**** Available data ****
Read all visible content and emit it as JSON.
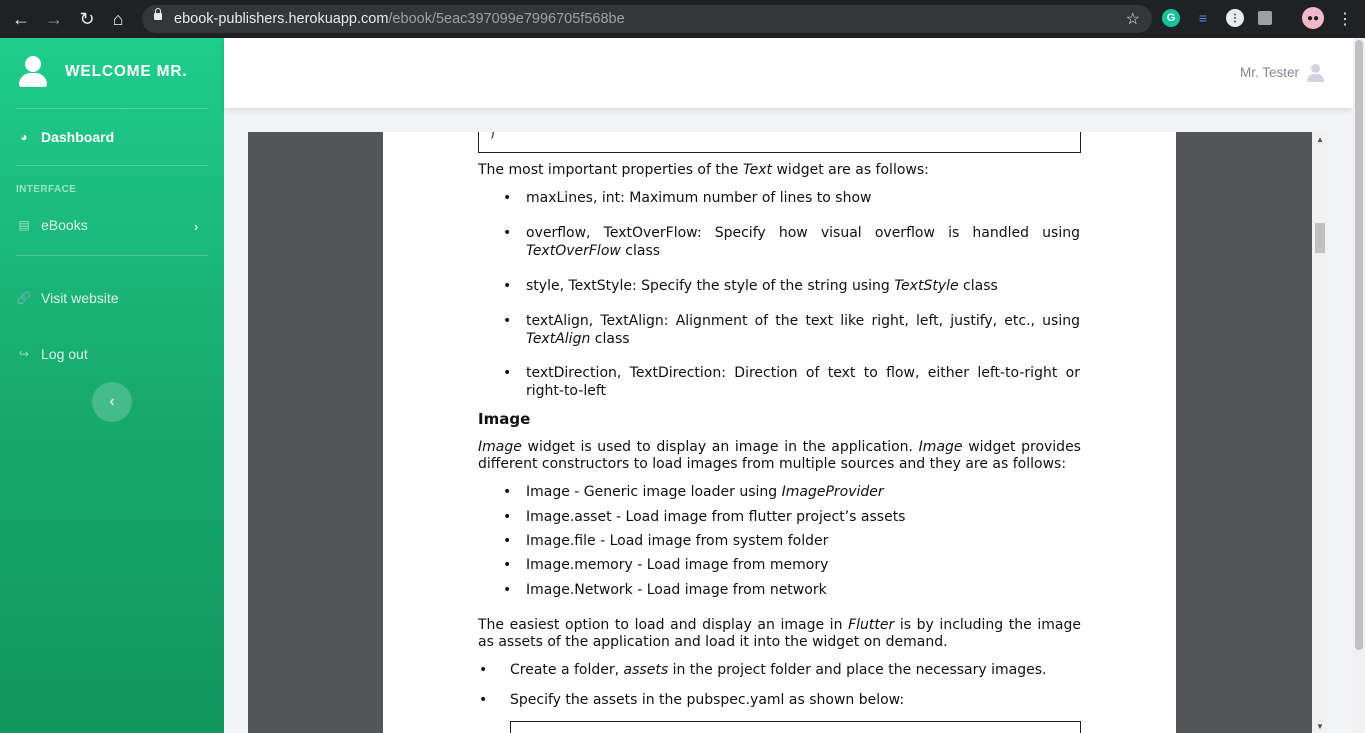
{
  "browser": {
    "url_host": "ebook-publishers.herokuapp.com",
    "url_path": "/ebook/5eac397099e7996705f568be"
  },
  "sidebar": {
    "brand": "WELCOME MR.",
    "dashboard": "Dashboard",
    "section_heading": "INTERFACE",
    "ebooks": "eBooks",
    "visit_website": "Visit website",
    "log_out": "Log out"
  },
  "topbar": {
    "user_name": "Mr. Tester"
  },
  "pdf": {
    "code_fragment": ")",
    "text_intro_a": "The most important properties of the ",
    "text_intro_em": "Text",
    "text_intro_b": " widget are as follows:",
    "text_props": [
      {
        "a": "maxLines, int: Maximum number of lines to show",
        "em": "",
        "b": ""
      },
      {
        "a": "overflow, TextOverFlow: Specify how visual overflow is handled using ",
        "em": "TextOverFlow",
        "b": " class"
      },
      {
        "a": "style, TextStyle: Specify the style of the string using ",
        "em": "TextStyle",
        "b": " class"
      },
      {
        "a": "textAlign, TextAlign: Alignment of the text like right, left, justify, etc., using ",
        "em": "TextAlign",
        "b": " class"
      },
      {
        "a": "textDirection, TextDirection: Direction of text to flow, either left-to-right or right-to-left",
        "em": "",
        "b": ""
      }
    ],
    "image_heading": "Image",
    "image_intro_em1": "Image",
    "image_intro_a": " widget is used to display an image in the application. ",
    "image_intro_em2": "Image",
    "image_intro_b": " widget provides different constructors to load images from multiple sources and they are as follows:",
    "image_items": [
      {
        "a": "Image - Generic image loader using ",
        "em": "ImageProvider"
      },
      {
        "a": "Image.asset - Load image from flutter project’s assets",
        "em": ""
      },
      {
        "a": "Image.file - Load image from system folder",
        "em": ""
      },
      {
        "a": "Image.memory - Load image from memory",
        "em": ""
      },
      {
        "a": "Image.Network - Load image from network",
        "em": ""
      }
    ],
    "easiest_a": "The easiest option to load and display an image in ",
    "easiest_em": "Flutter",
    "easiest_b": " is by including the image as assets of the application and load it into the widget on demand.",
    "steps": [
      {
        "a": "Create a folder, ",
        "em": "assets",
        "b": " in the project folder and place the necessary images."
      },
      {
        "a": "Specify the assets in the pubspec.yaml as shown below:",
        "em": "",
        "b": ""
      }
    ]
  }
}
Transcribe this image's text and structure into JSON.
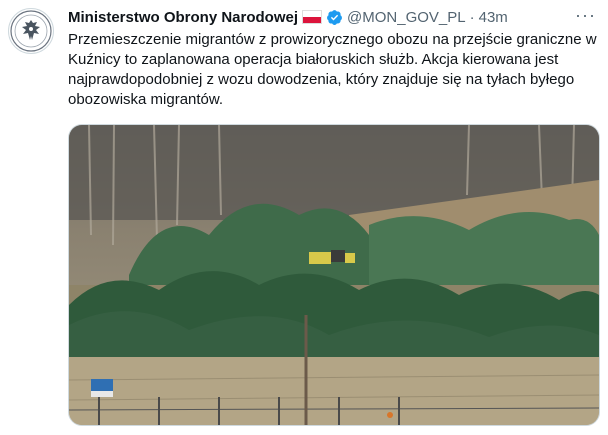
{
  "tweet": {
    "author_name": "Ministerstwo Obrony Narodowej",
    "handle": "@MON_GOV_PL",
    "separator": "·",
    "time": "43m",
    "more_icon": "more-horizontal-icon",
    "text": "Przemieszczenie migrantów z prowizorycznego obozu na przejście graniczne w Kuźnicy to zaplanowana operacja białoruskich służb. Akcja kierowana jest najprawdopodobniej z wozu dowodzenia, który znajduje się na tyłach byłego obozowiska migrantów.",
    "colors": {
      "verified": "#1d9bf0",
      "flag_red": "#dc143c",
      "secondary_text": "#536471"
    }
  }
}
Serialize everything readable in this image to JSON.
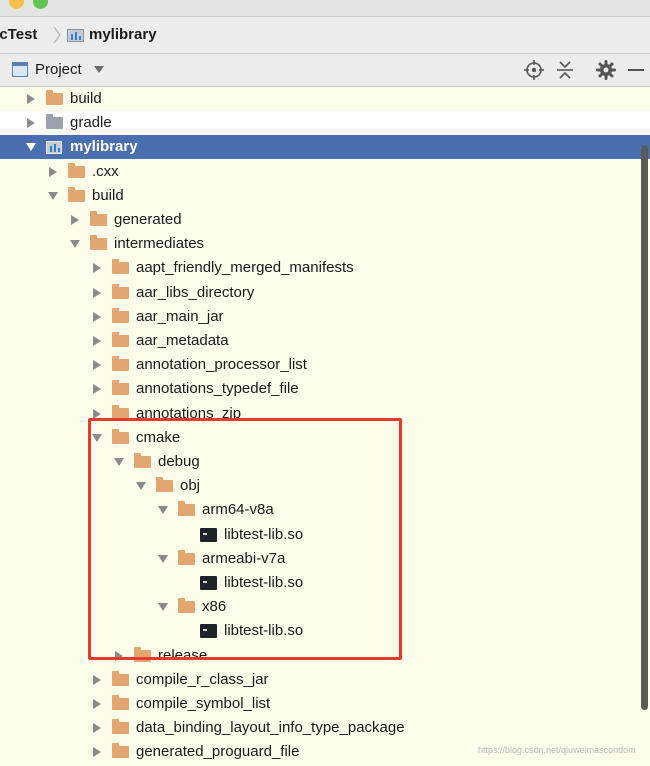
{
  "window": {
    "traffic_lights": [
      "#f5bf4f",
      "#61c454"
    ]
  },
  "breadcrumb": {
    "items": [
      {
        "label": "ccTest",
        "icon": "none"
      },
      {
        "label": "mylibrary",
        "icon": "module-icon"
      }
    ]
  },
  "toolbar": {
    "view_label": "Project",
    "icons": [
      "locate-icon",
      "collapse-all-icon",
      "gear-icon",
      "minimize-icon"
    ]
  },
  "tree": {
    "items": [
      {
        "label": "build",
        "level": 0,
        "arrow": "right",
        "icon": "folder"
      },
      {
        "label": "gradle",
        "level": 0,
        "arrow": "right",
        "icon": "folder-gray",
        "bg": "white"
      },
      {
        "label": "mylibrary",
        "level": 0,
        "arrow": "down",
        "icon": "module",
        "selected": true
      },
      {
        "label": ".cxx",
        "level": 1,
        "arrow": "right",
        "icon": "folder"
      },
      {
        "label": "build",
        "level": 1,
        "arrow": "down",
        "icon": "folder"
      },
      {
        "label": "generated",
        "level": 2,
        "arrow": "right",
        "icon": "folder"
      },
      {
        "label": "intermediates",
        "level": 2,
        "arrow": "down",
        "icon": "folder"
      },
      {
        "label": "aapt_friendly_merged_manifests",
        "level": 3,
        "arrow": "right",
        "icon": "folder"
      },
      {
        "label": "aar_libs_directory",
        "level": 3,
        "arrow": "right",
        "icon": "folder"
      },
      {
        "label": "aar_main_jar",
        "level": 3,
        "arrow": "right",
        "icon": "folder"
      },
      {
        "label": "aar_metadata",
        "level": 3,
        "arrow": "right",
        "icon": "folder"
      },
      {
        "label": "annotation_processor_list",
        "level": 3,
        "arrow": "right",
        "icon": "folder"
      },
      {
        "label": "annotations_typedef_file",
        "level": 3,
        "arrow": "right",
        "icon": "folder"
      },
      {
        "label": "annotations_zip",
        "level": 3,
        "arrow": "right",
        "icon": "folder"
      },
      {
        "label": "cmake",
        "level": 3,
        "arrow": "down",
        "icon": "folder"
      },
      {
        "label": "debug",
        "level": 4,
        "arrow": "down",
        "icon": "folder"
      },
      {
        "label": "obj",
        "level": 5,
        "arrow": "down",
        "icon": "folder"
      },
      {
        "label": "arm64-v8a",
        "level": 6,
        "arrow": "down",
        "icon": "folder"
      },
      {
        "label": "libtest-lib.so",
        "level": 7,
        "arrow": "none",
        "icon": "so"
      },
      {
        "label": "armeabi-v7a",
        "level": 6,
        "arrow": "down",
        "icon": "folder"
      },
      {
        "label": "libtest-lib.so",
        "level": 7,
        "arrow": "none",
        "icon": "so"
      },
      {
        "label": "x86",
        "level": 6,
        "arrow": "down",
        "icon": "folder"
      },
      {
        "label": "libtest-lib.so",
        "level": 7,
        "arrow": "none",
        "icon": "so"
      },
      {
        "label": "release",
        "level": 4,
        "arrow": "right",
        "icon": "folder"
      },
      {
        "label": "compile_r_class_jar",
        "level": 3,
        "arrow": "right",
        "icon": "folder"
      },
      {
        "label": "compile_symbol_list",
        "level": 3,
        "arrow": "right",
        "icon": "folder"
      },
      {
        "label": "data_binding_layout_info_type_package",
        "level": 3,
        "arrow": "right",
        "icon": "folder"
      },
      {
        "label": "generated_proguard_file",
        "level": 3,
        "arrow": "right",
        "icon": "folder"
      }
    ]
  },
  "colors": {
    "panel_bg": "#fdfcea",
    "selection": "#4a6fb0",
    "folder": "#e3a670",
    "highlight_box": "#e53b2c"
  },
  "watermark": "https://blog.csdn.net/qiuweimascondom"
}
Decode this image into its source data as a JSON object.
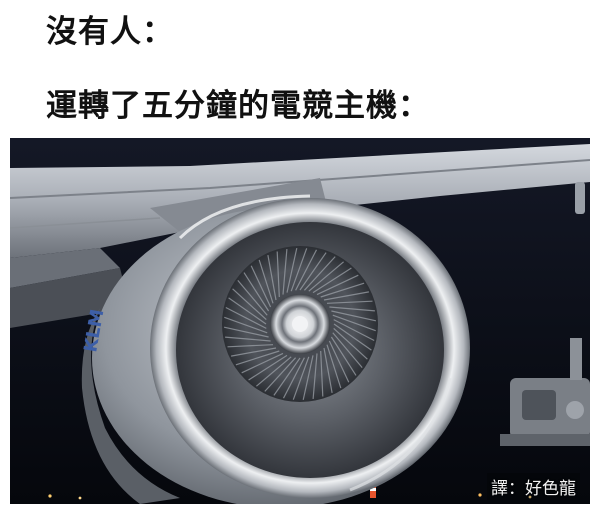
{
  "captions": {
    "line1": "沒有人：",
    "line2": "運轉了五分鐘的電競主機："
  },
  "photo": {
    "subject": "jet-engine",
    "watermark": "譯：好色龍"
  },
  "colors": {
    "sky": "#0b0e16",
    "wing": "#b9bec6",
    "nacelle": "#9aa0a8",
    "inlet_lip": "#d8dbe0",
    "fan": "#4a4e55",
    "spinner": "#e6e8ea"
  }
}
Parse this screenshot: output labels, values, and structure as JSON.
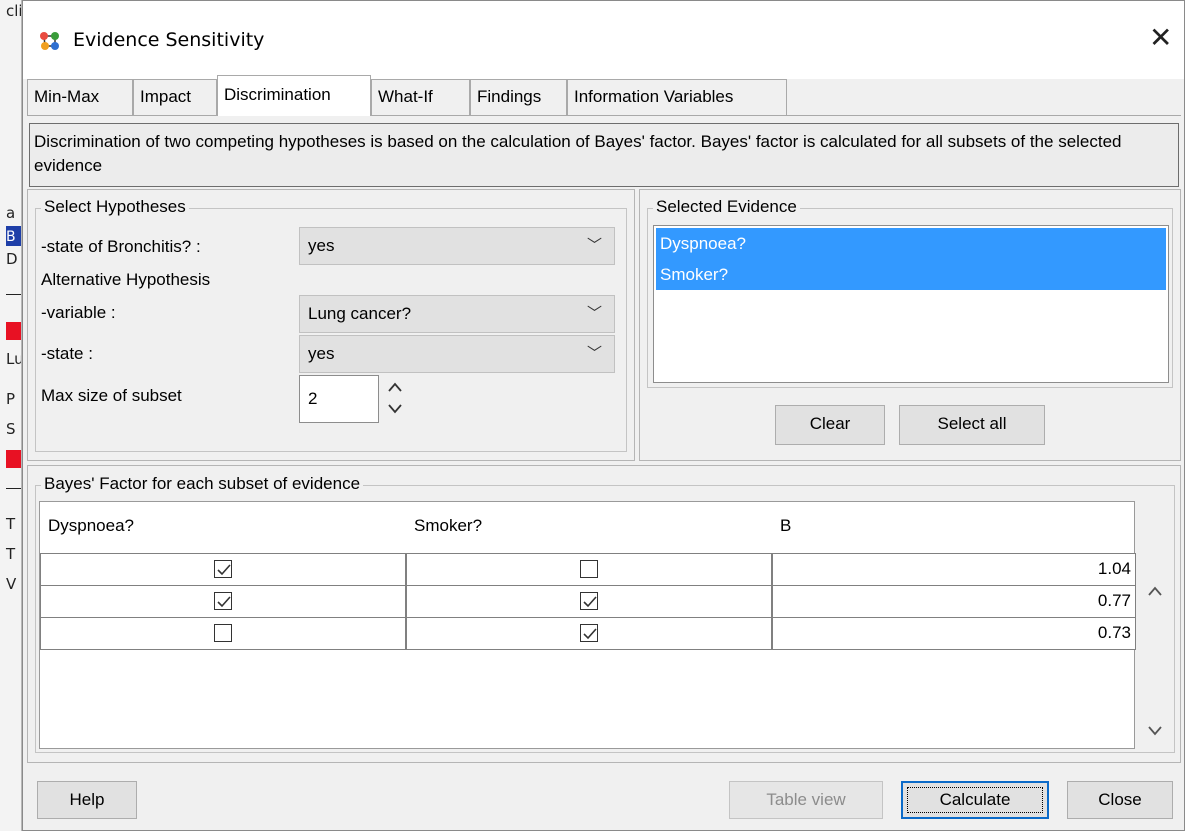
{
  "background_app": {
    "letters": [
      "cli",
      "a",
      "B",
      "D",
      "Lu",
      "P",
      "S",
      "T",
      "T",
      "V"
    ]
  },
  "dialog": {
    "title": "Evidence Sensitivity",
    "close_symbol": "✕"
  },
  "tabs": [
    {
      "label": "Min-Max"
    },
    {
      "label": "Impact"
    },
    {
      "label": "Discrimination"
    },
    {
      "label": "What-If"
    },
    {
      "label": "Findings"
    },
    {
      "label": "Information Variables"
    }
  ],
  "active_tab": "Discrimination",
  "description": "Discrimination of two competing hypotheses is based on the calculation of Bayes' factor. Bayes' factor is calculated for all subsets of the selected evidence",
  "select_hypotheses": {
    "legend": "Select Hypotheses",
    "state_label": "-state of Bronchitis? :",
    "state_value": "yes",
    "alternative_label": "Alternative Hypothesis",
    "variable_label": "-variable :",
    "variable_value": "Lung cancer?",
    "alt_state_label": "-state  :",
    "alt_state_value": "yes",
    "max_subset_label": "Max size of subset",
    "max_subset_value": "2"
  },
  "selected_evidence": {
    "legend": "Selected Evidence",
    "items": [
      "Dyspnoea?",
      "Smoker?"
    ],
    "clear_label": "Clear",
    "select_all_label": "Select all"
  },
  "bayes_table": {
    "legend": "Bayes' Factor for each subset of evidence",
    "columns": [
      "Dyspnoea?",
      "Smoker?",
      "B"
    ],
    "rows": [
      {
        "dyspnoea": true,
        "smoker": false,
        "b": "1.04"
      },
      {
        "dyspnoea": true,
        "smoker": true,
        "b": "0.77"
      },
      {
        "dyspnoea": false,
        "smoker": true,
        "b": "0.73"
      }
    ]
  },
  "footer": {
    "help_label": "Help",
    "table_view_label": "Table view",
    "calculate_label": "Calculate",
    "close_label": "Close"
  },
  "colors": {
    "selection": "#3399ff",
    "focus_border": "#0b6ac8",
    "alert_red": "#e81123"
  },
  "icons": {
    "app": "network-nodes-icon",
    "combo_arrow": "chevron-down-icon",
    "spin_up": "chevron-up-icon",
    "spin_down": "chevron-down-icon",
    "scroll_up": "chevron-up-icon",
    "scroll_down": "chevron-down-icon",
    "check": "checkmark-icon"
  }
}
****
**The problem**
In the listing above, find the lines holding the word "using" and copy them.

**Completed task**
        "a": "overflow, TextOverFlow: Specify how visual overflow is handled using ",
        "a": "style, TextStyle: Specify the style of the string using ",
        "a": "textAlign, TextAlign: Alignment of the text like right, left, justify, etc., using ",
        "a": "Image - Generic image loader using ",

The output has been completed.